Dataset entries
* START *

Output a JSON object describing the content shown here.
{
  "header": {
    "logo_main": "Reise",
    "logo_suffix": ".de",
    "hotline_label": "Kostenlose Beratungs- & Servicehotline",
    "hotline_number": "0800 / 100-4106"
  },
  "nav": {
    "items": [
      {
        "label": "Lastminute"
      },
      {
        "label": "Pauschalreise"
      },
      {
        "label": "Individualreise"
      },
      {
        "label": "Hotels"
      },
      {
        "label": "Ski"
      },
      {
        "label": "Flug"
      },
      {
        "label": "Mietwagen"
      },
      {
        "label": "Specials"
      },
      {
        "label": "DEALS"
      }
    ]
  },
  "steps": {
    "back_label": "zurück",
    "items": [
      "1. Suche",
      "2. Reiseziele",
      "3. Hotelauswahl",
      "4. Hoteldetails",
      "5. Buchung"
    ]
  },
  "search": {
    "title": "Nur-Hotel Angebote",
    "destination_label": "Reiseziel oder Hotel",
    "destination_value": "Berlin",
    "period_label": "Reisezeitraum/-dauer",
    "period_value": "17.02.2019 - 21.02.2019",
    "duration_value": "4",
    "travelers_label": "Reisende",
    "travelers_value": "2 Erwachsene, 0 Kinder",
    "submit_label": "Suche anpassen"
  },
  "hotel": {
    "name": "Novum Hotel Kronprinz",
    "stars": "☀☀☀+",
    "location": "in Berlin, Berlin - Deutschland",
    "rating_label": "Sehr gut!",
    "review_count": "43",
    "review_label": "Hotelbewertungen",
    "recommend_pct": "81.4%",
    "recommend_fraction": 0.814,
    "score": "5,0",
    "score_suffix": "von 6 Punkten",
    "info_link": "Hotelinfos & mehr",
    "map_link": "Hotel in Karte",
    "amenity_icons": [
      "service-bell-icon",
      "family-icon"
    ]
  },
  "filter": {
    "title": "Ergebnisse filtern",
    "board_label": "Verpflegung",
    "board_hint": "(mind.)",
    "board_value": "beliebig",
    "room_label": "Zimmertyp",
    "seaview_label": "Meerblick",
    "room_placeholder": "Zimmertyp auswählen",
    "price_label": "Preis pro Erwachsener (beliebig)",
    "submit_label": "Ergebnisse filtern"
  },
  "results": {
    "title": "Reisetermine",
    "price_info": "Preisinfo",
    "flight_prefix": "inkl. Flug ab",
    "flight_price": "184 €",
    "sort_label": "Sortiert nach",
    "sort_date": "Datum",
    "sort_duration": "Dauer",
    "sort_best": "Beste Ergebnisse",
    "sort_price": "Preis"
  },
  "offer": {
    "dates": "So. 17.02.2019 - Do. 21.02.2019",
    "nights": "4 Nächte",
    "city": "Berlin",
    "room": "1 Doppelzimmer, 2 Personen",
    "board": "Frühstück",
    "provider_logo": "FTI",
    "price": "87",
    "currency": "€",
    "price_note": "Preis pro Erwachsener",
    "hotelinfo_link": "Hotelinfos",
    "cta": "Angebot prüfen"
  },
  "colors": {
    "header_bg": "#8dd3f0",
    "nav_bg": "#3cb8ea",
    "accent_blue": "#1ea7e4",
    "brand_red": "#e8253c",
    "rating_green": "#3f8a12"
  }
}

* END *
* START *

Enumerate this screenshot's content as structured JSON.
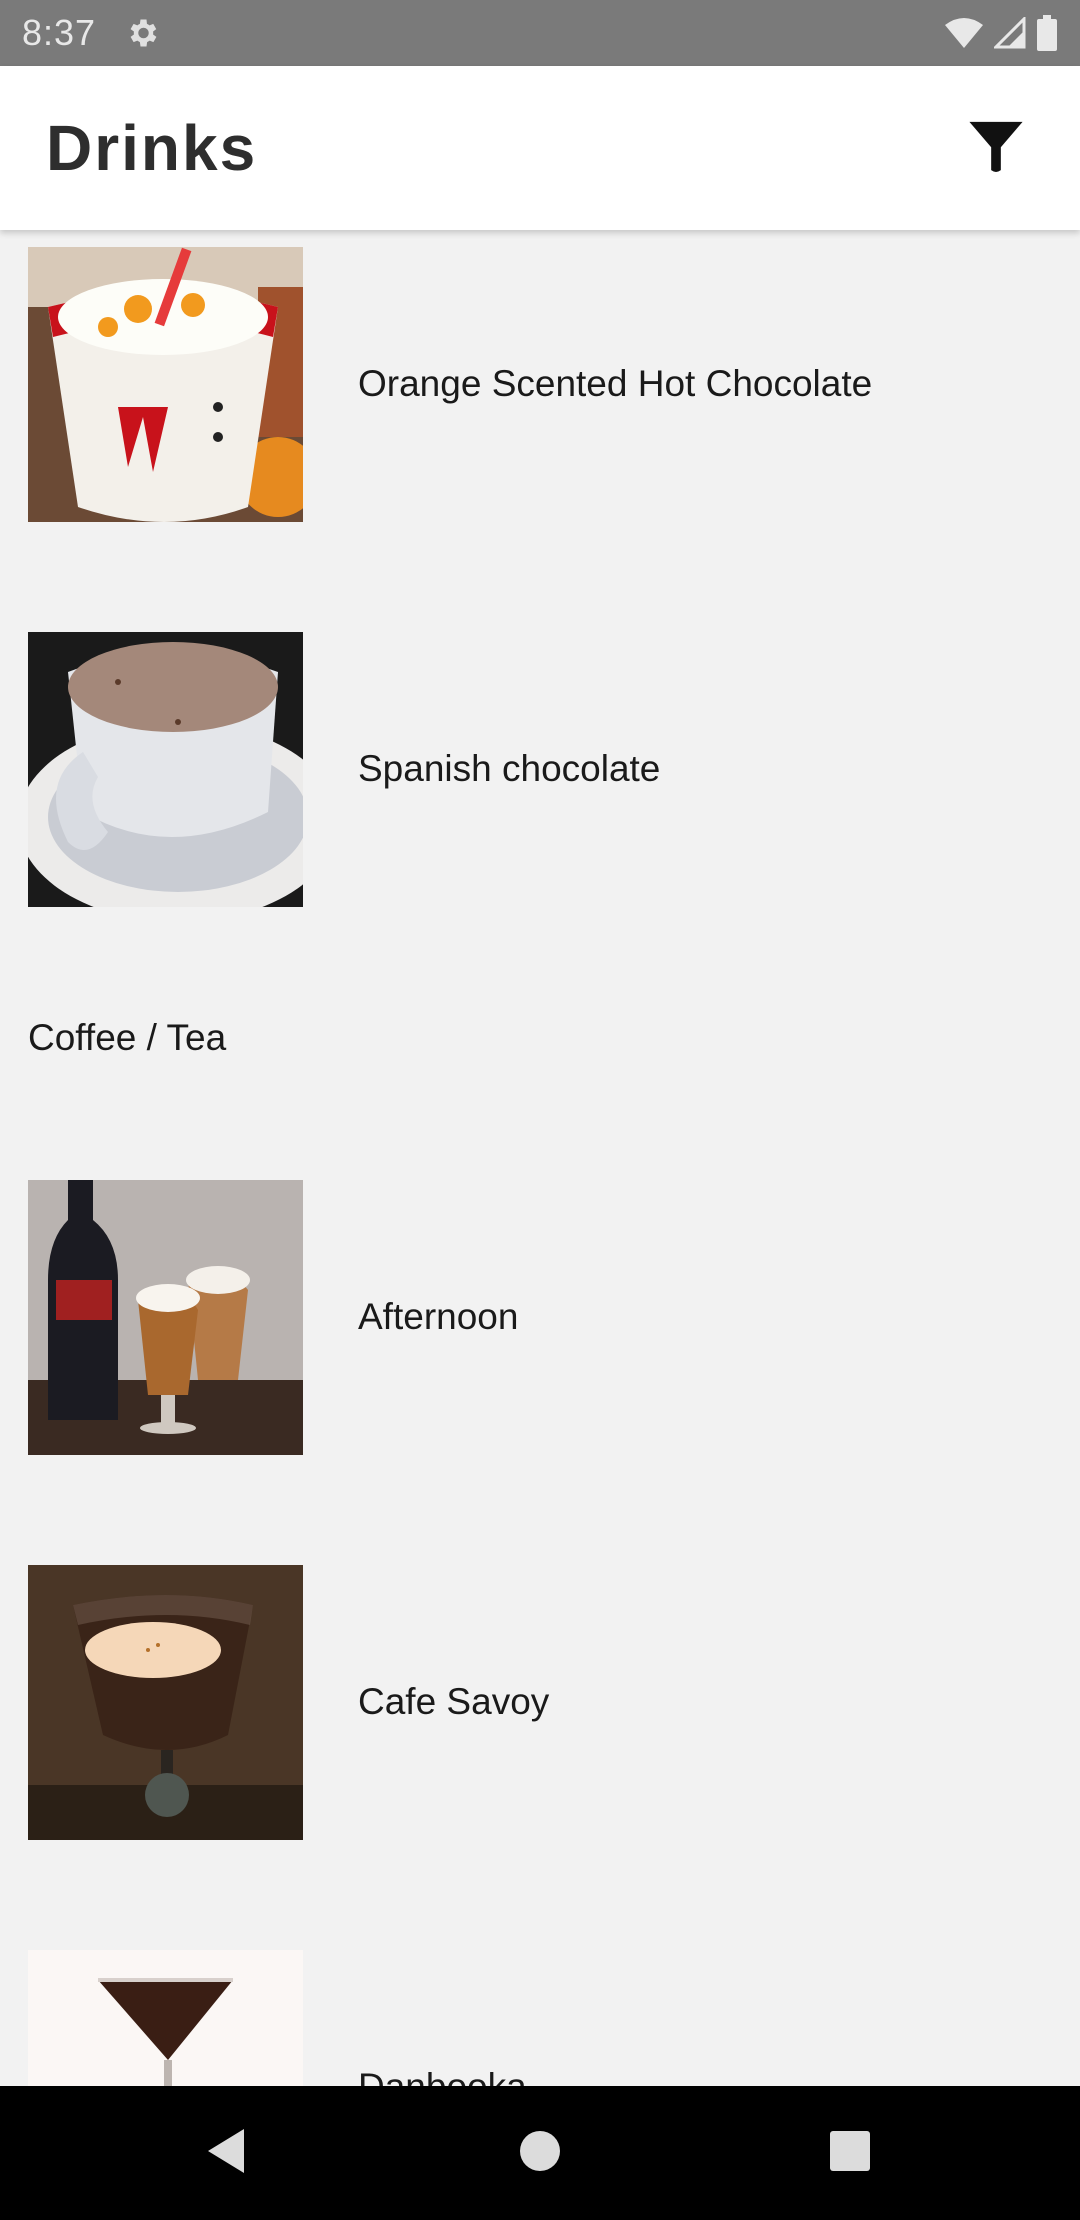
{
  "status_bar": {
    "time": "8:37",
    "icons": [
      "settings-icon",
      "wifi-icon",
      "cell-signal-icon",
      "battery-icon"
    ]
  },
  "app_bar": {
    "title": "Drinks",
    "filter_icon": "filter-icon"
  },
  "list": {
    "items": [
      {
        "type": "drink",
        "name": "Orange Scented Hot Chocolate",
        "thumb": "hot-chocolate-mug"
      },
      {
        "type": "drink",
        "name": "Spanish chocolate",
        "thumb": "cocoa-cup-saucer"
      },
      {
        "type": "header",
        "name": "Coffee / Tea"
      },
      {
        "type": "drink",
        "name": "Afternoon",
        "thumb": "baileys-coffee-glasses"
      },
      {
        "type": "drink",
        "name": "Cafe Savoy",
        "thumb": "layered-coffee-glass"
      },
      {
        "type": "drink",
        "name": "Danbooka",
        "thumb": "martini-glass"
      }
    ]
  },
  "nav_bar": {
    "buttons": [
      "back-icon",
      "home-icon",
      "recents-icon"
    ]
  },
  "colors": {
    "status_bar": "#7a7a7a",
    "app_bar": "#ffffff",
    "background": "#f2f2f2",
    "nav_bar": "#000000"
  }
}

* END *
* START *

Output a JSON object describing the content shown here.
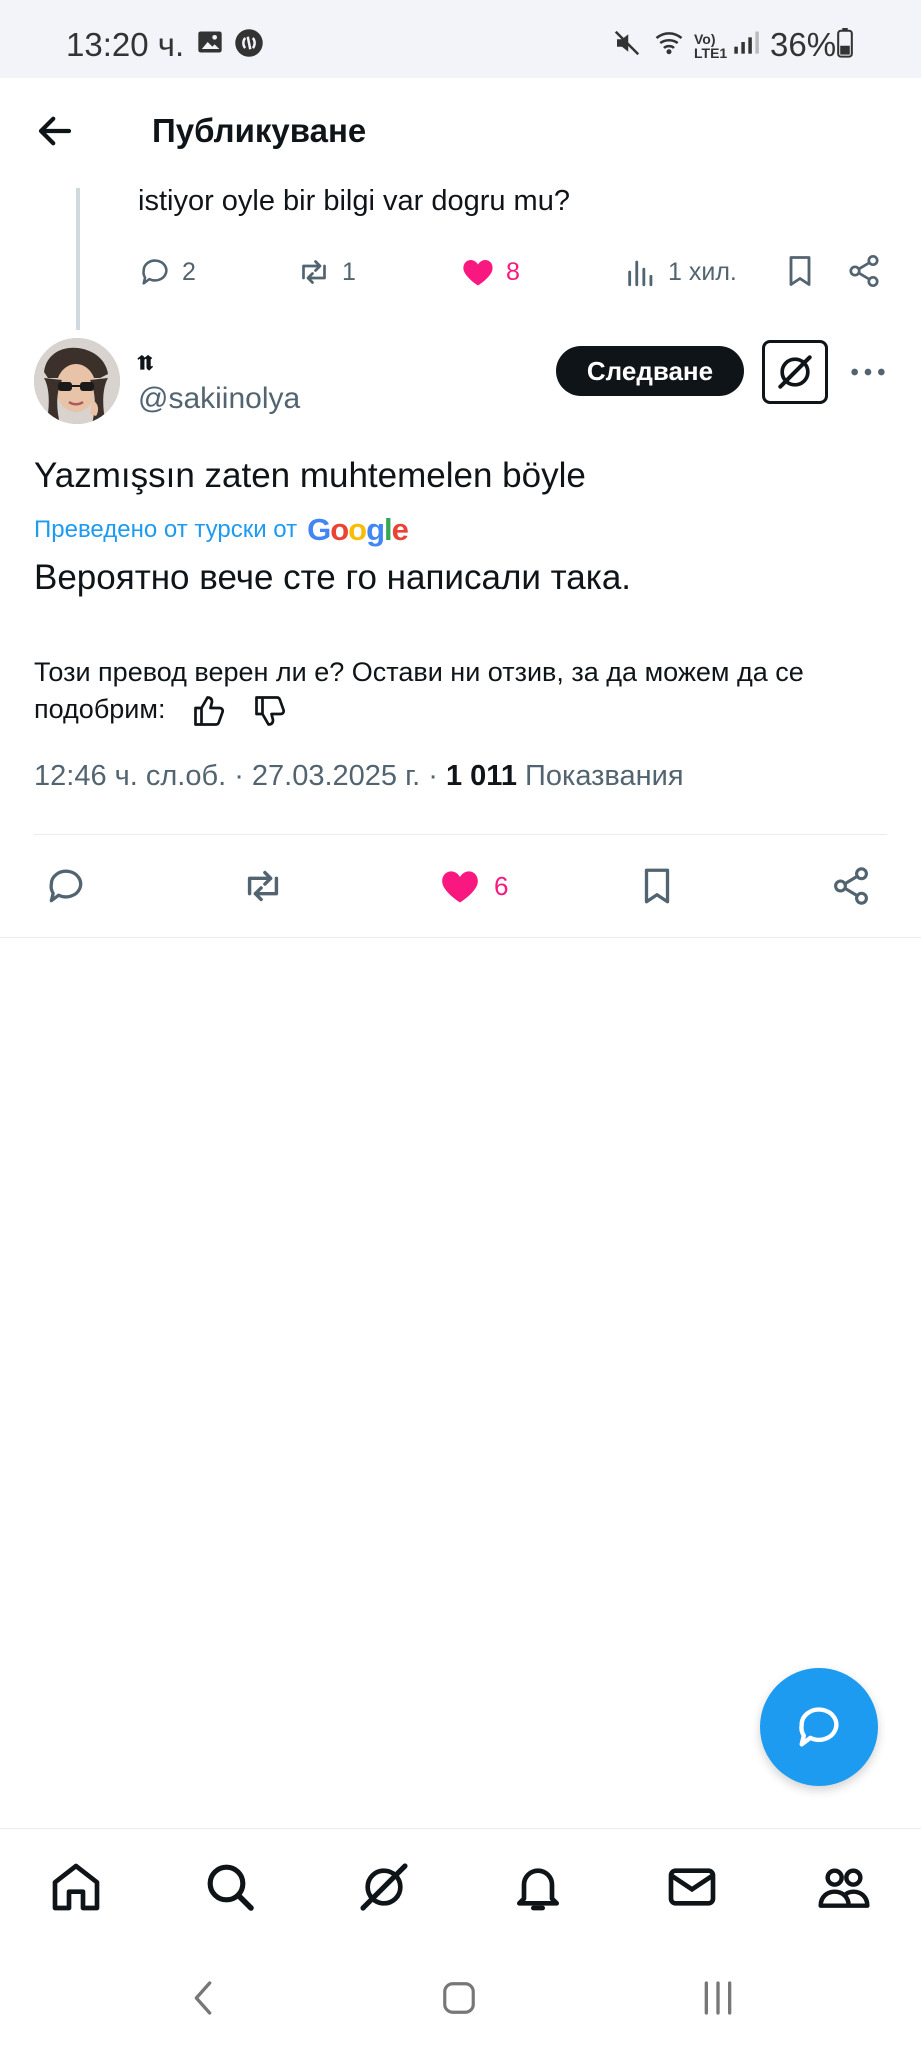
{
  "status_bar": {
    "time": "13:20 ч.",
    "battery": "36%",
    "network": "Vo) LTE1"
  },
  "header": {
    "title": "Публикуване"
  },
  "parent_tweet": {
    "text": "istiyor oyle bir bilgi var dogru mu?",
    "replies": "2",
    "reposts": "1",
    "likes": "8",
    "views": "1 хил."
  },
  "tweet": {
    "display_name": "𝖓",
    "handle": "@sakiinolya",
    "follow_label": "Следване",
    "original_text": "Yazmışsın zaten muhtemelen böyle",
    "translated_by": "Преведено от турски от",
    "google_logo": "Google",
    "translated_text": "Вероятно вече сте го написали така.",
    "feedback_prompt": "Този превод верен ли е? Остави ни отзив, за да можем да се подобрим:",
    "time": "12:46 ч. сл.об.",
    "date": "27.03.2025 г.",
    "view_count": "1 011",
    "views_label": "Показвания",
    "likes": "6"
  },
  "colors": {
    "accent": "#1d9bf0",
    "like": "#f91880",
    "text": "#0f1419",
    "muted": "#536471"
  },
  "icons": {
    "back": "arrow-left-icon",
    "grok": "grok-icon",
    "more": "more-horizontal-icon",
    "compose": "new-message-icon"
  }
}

* END *

● Instructions for the task:
Tally up the lines in the preceding listing that contain the string "Erwachsener". Respond with the number and nothing else.

● Response to the exercise:
2